» Stated exercise:
What follows are records. Restate all of them word for word.

» Provided data:

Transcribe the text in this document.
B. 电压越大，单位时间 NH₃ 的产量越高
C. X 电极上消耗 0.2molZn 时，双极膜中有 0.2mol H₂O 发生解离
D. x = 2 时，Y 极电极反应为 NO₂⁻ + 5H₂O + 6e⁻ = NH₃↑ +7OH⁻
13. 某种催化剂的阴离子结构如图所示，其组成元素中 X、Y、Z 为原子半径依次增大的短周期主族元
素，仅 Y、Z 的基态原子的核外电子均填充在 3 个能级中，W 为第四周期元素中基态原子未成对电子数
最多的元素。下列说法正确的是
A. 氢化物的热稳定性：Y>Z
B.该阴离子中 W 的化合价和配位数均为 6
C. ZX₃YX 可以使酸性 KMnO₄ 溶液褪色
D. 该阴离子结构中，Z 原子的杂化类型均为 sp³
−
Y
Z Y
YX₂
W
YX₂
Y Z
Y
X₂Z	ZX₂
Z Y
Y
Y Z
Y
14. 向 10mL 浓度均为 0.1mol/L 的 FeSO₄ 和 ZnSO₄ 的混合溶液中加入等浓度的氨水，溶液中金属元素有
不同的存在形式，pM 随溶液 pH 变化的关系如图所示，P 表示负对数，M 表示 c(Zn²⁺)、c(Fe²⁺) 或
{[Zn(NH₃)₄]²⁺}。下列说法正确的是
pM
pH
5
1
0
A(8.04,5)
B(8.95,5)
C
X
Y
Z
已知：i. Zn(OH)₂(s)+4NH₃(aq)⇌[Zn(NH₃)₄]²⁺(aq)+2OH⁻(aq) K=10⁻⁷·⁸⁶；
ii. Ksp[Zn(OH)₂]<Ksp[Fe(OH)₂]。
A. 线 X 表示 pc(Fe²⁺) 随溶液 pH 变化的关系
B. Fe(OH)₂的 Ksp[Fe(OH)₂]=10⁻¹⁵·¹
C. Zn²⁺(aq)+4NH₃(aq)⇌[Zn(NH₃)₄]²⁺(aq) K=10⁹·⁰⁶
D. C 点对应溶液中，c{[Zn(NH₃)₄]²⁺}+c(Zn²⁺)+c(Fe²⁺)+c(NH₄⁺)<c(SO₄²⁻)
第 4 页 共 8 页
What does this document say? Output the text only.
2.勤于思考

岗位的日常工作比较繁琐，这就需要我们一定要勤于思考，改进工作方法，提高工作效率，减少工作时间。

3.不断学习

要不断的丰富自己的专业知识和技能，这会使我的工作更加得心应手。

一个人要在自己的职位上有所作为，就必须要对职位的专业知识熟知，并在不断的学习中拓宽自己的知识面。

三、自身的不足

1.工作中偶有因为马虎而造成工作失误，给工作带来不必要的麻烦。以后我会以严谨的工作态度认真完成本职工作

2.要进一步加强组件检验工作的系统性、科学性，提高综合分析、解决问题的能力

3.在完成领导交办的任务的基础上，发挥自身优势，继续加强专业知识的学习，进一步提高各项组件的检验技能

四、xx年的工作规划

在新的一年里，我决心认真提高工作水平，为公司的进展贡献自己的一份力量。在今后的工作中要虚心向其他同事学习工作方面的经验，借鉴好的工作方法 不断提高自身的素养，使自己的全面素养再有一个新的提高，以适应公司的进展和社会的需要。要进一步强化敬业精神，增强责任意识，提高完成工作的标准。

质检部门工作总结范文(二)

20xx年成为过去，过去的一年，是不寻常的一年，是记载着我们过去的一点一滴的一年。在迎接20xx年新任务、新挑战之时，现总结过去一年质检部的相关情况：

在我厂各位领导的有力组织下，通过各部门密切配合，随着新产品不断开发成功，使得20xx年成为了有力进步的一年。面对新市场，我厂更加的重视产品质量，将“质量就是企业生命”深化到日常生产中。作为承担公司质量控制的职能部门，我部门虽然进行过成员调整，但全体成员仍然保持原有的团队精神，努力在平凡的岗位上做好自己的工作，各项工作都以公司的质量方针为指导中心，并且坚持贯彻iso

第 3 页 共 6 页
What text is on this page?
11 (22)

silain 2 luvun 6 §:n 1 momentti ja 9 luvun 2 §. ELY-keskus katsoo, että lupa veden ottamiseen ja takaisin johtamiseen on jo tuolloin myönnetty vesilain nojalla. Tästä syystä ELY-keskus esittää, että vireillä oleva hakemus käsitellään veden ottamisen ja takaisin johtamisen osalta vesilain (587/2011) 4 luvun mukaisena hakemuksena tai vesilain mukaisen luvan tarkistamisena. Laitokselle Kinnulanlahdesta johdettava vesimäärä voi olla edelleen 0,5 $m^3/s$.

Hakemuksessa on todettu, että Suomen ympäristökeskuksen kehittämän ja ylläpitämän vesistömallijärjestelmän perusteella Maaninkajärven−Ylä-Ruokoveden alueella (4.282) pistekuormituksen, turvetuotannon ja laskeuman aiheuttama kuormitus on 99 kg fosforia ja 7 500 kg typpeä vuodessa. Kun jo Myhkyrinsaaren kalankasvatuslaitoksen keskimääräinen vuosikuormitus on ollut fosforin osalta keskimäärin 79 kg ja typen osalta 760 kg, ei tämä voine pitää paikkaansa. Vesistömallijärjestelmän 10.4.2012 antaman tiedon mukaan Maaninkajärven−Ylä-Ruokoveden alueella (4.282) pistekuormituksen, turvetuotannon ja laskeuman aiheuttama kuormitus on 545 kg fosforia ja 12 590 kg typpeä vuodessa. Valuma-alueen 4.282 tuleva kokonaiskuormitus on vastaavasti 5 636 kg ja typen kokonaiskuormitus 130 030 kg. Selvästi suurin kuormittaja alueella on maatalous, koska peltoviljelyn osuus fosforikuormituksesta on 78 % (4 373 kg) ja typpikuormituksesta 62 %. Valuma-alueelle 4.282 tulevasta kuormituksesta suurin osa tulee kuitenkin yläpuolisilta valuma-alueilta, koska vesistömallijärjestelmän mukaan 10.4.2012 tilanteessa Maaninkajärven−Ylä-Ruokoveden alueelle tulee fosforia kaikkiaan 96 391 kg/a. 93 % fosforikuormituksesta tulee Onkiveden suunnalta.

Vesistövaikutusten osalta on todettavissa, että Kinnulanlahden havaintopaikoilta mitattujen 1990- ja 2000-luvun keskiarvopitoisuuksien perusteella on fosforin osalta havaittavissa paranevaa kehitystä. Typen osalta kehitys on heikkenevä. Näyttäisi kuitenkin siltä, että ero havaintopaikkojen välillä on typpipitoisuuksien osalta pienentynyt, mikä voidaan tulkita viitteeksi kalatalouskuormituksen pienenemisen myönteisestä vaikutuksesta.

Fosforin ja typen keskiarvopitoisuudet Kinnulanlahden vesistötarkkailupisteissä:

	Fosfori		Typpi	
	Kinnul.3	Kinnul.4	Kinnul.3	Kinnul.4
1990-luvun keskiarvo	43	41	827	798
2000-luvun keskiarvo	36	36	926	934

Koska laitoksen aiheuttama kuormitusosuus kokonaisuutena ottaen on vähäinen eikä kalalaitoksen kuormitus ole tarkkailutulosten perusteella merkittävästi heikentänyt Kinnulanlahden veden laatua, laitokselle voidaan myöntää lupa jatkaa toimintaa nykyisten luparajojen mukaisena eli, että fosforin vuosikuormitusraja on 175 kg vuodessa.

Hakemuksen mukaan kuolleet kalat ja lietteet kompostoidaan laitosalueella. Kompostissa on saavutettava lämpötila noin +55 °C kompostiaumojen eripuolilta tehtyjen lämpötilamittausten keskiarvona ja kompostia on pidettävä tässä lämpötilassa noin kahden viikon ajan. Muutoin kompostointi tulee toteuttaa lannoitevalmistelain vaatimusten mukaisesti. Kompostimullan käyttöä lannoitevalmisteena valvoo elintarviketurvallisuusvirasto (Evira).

» The response:
Transcribe the text in this document.
B. 电压越大，单位时间 NH₃ 的产量越高
C. X 电极上消耗 0.2molZn 时，双极膜中有 0.2mol H₂O 发生解离
D. x = 2 时，Y 极电极反应为 NO₂⁻ + 5H₂O + 6e⁻ = NH₃↑ +7OH⁻
13. 某种催化剂的阴离子结构如图所示，其组成元素中 X、Y、Z 为原子半径依次增大的短周期主族元
素，仅 Y、Z 的基态原子的核外电子均填充在 3 个能级中，W 为第四周期元素中基态原子未成对电子数
最多的元素。下列说法正确的是
A. 氢化物的热稳定性：Y>Z
B.该阴离子中 W 的化合价和配位数均为 6
C. ZX₃YX 可以使酸性 KMnO₄ 溶液褪色
D. 该阴离子结构中，Z 原子的杂化类型均为 sp³
−
Y
Z Y
YX₂
W
YX₂
Y Z
Y
X₂Z	ZX₂
Z Y
Y
Y Z
Y
14. 向 10mL 浓度均为 0.1mol/L 的 FeSO₄ 和 ZnSO₄ 的混合溶液中加入等浓度的氨水，溶液中金属元素有
不同的存在形式，pM 随溶液 pH 变化的关系如图所示，P 表示负对数，M 表示 c(Zn²⁺)、c(Fe²⁺) 或
{[Zn(NH₃)₄]²⁺}。下列说法正确的是
pM
pH
5
1
0
A(8.04,5)
B(8.95,5)
C
X
Y
Z
已知：i. Zn(OH)₂(s)+4NH₃(aq)⇌[Zn(NH₃)₄]²⁺(aq)+2OH⁻(aq) K=10⁻⁷·⁸⁶；
ii. Ksp[Zn(OH)₂]<Ksp[Fe(OH)₂]。
A. 线 X 表示 pc(Fe²⁺) 随溶液 pH 变化的关系
B. Fe(OH)₂的 Ksp[Fe(OH)₂]=10⁻¹⁵·¹
C. Zn²⁺(aq)+4NH₃(aq)⇌[Zn(NH₃)₄]²⁺(aq) K=10⁹·⁰⁶
D. C 点对应溶液中，c{[Zn(NH₃)₄]²⁺}+c(Zn²⁺)+c(Fe²⁺)+c(NH₄⁺)<c(SO₄²⁻)
第 4 页 共 8 页
What does this document say? Output the text only.
2.勤于思考

岗位的日常工作比较繁琐，这就需要我们一定要勤于思考，改进工作方法，提高工作效率，减少工作时间。

3.不断学习

要不断的丰富自己的专业知识和技能，这会使我的工作更加得心应手。

一个人要在自己的职位上有所作为，就必须要对职位的专业知识熟知，并在不断的学习中拓宽自己的知识面。

三、自身的不足

1.工作中偶有因为马虎而造成工作失误，给工作带来不必要的麻烦。以后我会以严谨的工作态度认真完成本职工作

2.要进一步加强组件检验工作的系统性、科学性，提高综合分析、解决问题的能力

3.在完成领导交办的任务的基础上，发挥自身优势，继续加强专业知识的学习，进一步提高各项组件的检验技能

四、xx年的工作规划

在新的一年里，我决心认真提高工作水平，为公司的进展贡献自己的一份力量。在今后的工作中要虚心向其他同事学习工作方面的经验，借鉴好的工作方法 不断提高自身的素养，使自己的全面素养再有一个新的提高，以适应公司的进展和社会的需要。要进一步强化敬业精神，增强责任意识，提高完成工作的标准。

质检部门工作总结范文(二)

20xx年成为过去，过去的一年，是不寻常的一年，是记载着我们过去的一点一滴的一年。在迎接20xx年新任务、新挑战之时，现总结过去一年质检部的相关情况：

在我厂各位领导的有力组织下，通过各部门密切配合，随着新产品不断开发成功，使得20xx年成为了有力进步的一年。面对新市场，我厂更加的重视产品质量，将“质量就是企业生命”深化到日常生产中。作为承担公司质量控制的职能部门，我部门虽然进行过成员调整，但全体成员仍然保持原有的团队精神，努力在平凡的岗位上做好自己的工作，各项工作都以公司的质量方针为指导中心，并且坚持贯彻iso

第 3 页 共 6 页
What text is on this page?
11 (22)

silain 2 luvun 6 §:n 1 momentti ja 9 luvun 2 §. ELY-keskus katsoo, että lupa veden ottamiseen ja takaisin johtamiseen on jo tuolloin myönnetty vesilain nojalla. Tästä syystä ELY-keskus esittää, että vireillä oleva hakemus käsitellään veden ottamisen ja takaisin johtamisen osalta vesilain (587/2011) 4 luvun mukaisena hakemuksena tai vesilain mukaisen luvan tarkistamisena. Laitokselle Kinnulanlahdesta johdettava vesimäärä voi olla edelleen 0,5 $m^3/s$.

Hakemuksessa on todettu, että Suomen ympäristökeskuksen kehittämän ja ylläpitämän vesistömallijärjestelmän perusteella Maaninkajärven−Ylä-Ruokoveden alueella (4.282) pistekuormituksen, turvetuotannon ja laskeuman aiheuttama kuormitus on 99 kg fosforia ja 7 500 kg typpeä vuodessa. Kun jo Myhkyrinsaaren kalankasvatuslaitoksen keskimääräinen vuosikuormitus on ollut fosforin osalta keskimäärin 79 kg ja typen osalta 760 kg, ei tämä voine pitää paikkaansa. Vesistömallijärjestelmän 10.4.2012 antaman tiedon mukaan Maaninkajärven−Ylä-Ruokoveden alueella (4.282) pistekuormituksen, turvetuotannon ja laskeuman aiheuttama kuormitus on 545 kg fosforia ja 12 590 kg typpeä vuodessa. Valuma-alueen 4.282 tuleva kokonaiskuormitus on vastaavasti 5 636 kg ja typen kokonaiskuormitus 130 030 kg. Selvästi suurin kuormittaja alueella on maatalous, koska peltoviljelyn osuus fosforikuormituksesta on 78 % (4 373 kg) ja typpikuormituksesta 62 %. Valuma-alueelle 4.282 tulevasta kuormituksesta suurin osa tulee kuitenkin yläpuolisilta valuma-alueilta, koska vesistömallijärjestelmän mukaan 10.4.2012 tilanteessa Maaninkajärven−Ylä-Ruokoveden alueelle tulee fosforia kaikkiaan 96 391 kg/a. 93 % fosforikuormituksesta tulee Onkiveden suunnalta.

Vesistövaikutusten osalta on todettavissa, että Kinnulanlahden havaintopaikoilta mitattujen 1990- ja 2000-luvun keskiarvopitoisuuksien perusteella on fosforin osalta havaittavissa paranevaa kehitystä. Typen osalta kehitys on heikkenevä. Näyttäisi kuitenkin siltä, että ero havaintopaikkojen välillä on typpipitoisuuksien osalta pienentynyt, mikä voidaan tulkita viitteeksi kalatalouskuormituksen pienenemisen myönteisestä vaikutuksesta.

Fosforin ja typen keskiarvopitoisuudet Kinnulanlahden vesistötarkkailupisteissä:

	Fosfori		Typpi	
	Kinnul.3	Kinnul.4	Kinnul.3	Kinnul.4
1990-luvun keskiarvo	43	41	827	798
2000-luvun keskiarvo	36	36	926	934

Koska laitoksen aiheuttama kuormitusosuus kokonaisuutena ottaen on vähäinen eikä kalalaitoksen kuormitus ole tarkkailutulosten perusteella merkittävästi heikentänyt Kinnulanlahden veden laatua, laitokselle voidaan myöntää lupa jatkaa toimintaa nykyisten luparajojen mukaisena eli, että fosforin vuosikuormitusraja on 175 kg vuodessa.

Hakemuksen mukaan kuolleet kalat ja lietteet kompostoidaan laitosalueella. Kompostissa on saavutettava lämpötila noin +55 °C kompostiaumojen eripuolilta tehtyjen lämpötilamittausten keskiarvona ja kompostia on pidettävä tässä lämpötilassa noin kahden viikon ajan. Muutoin kompostointi tulee toteuttaa lannoitevalmistelain vaatimusten mukaisesti. Kompostimullan käyttöä lannoitevalmisteena valvoo elintarviketurvallisuusvirasto (Evira).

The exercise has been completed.